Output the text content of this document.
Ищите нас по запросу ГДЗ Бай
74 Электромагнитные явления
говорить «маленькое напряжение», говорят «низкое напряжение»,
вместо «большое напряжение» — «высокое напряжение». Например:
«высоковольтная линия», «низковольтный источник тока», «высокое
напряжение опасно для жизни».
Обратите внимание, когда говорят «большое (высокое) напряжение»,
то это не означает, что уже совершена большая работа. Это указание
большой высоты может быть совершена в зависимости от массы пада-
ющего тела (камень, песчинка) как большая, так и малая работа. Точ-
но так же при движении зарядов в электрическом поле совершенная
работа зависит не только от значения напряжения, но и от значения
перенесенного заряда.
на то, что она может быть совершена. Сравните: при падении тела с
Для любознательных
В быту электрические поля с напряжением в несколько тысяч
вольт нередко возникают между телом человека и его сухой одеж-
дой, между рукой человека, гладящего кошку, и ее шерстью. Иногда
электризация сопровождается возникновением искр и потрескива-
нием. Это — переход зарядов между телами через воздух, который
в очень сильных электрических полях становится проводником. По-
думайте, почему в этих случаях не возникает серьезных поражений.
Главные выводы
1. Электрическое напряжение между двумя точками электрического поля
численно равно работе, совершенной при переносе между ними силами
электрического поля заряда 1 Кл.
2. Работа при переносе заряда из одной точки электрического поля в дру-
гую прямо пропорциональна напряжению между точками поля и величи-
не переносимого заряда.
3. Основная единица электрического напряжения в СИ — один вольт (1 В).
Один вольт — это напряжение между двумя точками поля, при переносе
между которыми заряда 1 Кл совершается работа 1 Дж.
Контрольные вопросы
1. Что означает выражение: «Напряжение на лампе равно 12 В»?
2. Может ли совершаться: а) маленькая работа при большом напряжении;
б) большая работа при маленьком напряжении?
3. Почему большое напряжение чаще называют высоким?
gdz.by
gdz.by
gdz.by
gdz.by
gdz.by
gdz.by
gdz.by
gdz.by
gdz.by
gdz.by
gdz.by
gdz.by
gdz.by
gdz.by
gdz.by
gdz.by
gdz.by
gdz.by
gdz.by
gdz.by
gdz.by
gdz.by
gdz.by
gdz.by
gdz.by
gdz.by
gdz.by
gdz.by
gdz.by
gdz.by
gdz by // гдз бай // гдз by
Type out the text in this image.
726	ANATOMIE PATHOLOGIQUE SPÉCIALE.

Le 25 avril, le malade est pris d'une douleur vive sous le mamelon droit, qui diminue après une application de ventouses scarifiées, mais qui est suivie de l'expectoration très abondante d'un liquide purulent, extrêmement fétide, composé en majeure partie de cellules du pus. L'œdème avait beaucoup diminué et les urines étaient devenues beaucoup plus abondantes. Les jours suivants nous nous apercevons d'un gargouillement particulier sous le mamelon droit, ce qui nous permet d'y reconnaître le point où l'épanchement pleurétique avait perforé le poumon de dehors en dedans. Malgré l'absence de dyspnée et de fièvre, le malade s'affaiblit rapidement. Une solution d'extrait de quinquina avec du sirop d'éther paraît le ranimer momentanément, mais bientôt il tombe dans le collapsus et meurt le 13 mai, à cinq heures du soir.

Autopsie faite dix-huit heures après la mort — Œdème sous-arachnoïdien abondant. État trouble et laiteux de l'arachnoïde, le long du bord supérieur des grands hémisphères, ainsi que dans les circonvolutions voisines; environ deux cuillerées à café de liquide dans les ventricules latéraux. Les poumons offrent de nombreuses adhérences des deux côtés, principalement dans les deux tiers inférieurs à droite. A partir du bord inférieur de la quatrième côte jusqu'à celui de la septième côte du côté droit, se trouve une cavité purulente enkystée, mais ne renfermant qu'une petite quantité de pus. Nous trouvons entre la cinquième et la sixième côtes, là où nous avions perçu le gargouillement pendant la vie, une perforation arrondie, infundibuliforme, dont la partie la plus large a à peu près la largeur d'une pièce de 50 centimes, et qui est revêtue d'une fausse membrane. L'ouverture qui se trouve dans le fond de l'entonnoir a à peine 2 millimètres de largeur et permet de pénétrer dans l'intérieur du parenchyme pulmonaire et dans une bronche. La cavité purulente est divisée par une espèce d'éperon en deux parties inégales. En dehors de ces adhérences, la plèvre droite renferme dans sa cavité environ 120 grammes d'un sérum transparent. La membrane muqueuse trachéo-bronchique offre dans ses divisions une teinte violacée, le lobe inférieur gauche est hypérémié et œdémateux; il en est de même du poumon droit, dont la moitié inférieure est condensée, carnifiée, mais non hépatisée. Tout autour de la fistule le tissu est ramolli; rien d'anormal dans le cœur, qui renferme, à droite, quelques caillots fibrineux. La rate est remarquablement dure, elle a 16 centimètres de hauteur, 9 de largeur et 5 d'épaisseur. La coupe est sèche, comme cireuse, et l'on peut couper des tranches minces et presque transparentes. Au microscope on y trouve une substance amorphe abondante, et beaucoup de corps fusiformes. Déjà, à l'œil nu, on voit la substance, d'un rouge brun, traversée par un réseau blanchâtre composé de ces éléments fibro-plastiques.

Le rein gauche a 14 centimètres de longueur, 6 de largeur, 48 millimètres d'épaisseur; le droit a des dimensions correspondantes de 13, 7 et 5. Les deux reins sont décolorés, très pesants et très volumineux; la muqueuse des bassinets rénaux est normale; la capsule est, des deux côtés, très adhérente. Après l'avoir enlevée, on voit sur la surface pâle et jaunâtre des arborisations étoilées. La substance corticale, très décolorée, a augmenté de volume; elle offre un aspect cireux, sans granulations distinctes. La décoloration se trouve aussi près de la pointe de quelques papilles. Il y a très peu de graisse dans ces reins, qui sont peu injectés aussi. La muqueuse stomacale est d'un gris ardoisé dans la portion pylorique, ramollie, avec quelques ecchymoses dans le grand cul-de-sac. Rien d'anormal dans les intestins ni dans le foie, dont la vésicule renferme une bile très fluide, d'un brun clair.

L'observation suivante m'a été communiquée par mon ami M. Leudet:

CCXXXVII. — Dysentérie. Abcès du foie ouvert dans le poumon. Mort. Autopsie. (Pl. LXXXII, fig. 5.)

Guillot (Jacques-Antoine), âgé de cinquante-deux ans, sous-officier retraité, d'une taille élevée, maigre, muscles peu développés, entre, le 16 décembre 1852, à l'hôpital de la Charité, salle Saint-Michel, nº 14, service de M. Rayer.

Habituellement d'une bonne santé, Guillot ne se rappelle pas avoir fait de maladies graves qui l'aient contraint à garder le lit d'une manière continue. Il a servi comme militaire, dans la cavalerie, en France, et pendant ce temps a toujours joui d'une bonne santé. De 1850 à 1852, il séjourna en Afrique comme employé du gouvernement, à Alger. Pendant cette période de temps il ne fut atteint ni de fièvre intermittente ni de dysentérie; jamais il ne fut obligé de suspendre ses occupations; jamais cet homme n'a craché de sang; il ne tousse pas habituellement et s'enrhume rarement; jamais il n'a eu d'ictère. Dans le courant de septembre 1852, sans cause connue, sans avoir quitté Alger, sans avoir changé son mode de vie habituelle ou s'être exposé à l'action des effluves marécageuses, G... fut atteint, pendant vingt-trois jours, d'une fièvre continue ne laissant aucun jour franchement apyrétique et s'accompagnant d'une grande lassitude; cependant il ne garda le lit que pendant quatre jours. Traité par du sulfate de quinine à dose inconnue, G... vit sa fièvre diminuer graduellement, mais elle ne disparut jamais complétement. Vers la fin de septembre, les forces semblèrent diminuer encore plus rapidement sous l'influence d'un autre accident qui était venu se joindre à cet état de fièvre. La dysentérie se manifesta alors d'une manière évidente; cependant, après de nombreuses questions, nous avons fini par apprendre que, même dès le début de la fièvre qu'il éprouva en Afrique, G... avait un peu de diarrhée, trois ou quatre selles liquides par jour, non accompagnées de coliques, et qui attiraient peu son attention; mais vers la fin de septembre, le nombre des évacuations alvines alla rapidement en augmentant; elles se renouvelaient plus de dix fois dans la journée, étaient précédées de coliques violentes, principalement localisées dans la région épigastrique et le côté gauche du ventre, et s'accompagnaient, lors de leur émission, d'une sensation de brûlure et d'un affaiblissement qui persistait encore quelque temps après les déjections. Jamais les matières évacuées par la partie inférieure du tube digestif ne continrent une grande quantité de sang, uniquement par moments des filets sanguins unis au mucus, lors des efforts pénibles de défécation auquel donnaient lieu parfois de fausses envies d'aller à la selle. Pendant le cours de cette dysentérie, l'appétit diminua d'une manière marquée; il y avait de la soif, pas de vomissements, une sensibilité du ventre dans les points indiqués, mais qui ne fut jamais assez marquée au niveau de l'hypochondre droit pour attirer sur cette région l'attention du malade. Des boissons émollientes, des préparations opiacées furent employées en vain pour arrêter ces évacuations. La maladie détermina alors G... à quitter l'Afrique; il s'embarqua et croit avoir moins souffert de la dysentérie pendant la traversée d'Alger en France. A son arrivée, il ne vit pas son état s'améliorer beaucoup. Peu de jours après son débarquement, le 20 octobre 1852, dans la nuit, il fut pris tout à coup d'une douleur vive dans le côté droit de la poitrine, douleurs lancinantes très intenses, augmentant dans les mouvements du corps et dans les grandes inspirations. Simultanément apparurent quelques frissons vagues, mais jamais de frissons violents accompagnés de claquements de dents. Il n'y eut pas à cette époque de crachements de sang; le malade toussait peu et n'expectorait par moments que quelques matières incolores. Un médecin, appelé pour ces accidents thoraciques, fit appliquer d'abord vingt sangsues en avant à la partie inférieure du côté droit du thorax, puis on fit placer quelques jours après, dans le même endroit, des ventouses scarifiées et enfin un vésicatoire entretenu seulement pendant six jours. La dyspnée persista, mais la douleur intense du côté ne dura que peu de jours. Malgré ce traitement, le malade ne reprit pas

- - -

● **Problem details**: Gather every line from the listing above in which the word "равно" appears.

● **Result**:
численно равно работе, совершенной при переносе между ними силами
1. Что означает выражение: «Напряжение на лампе равно 12 В»?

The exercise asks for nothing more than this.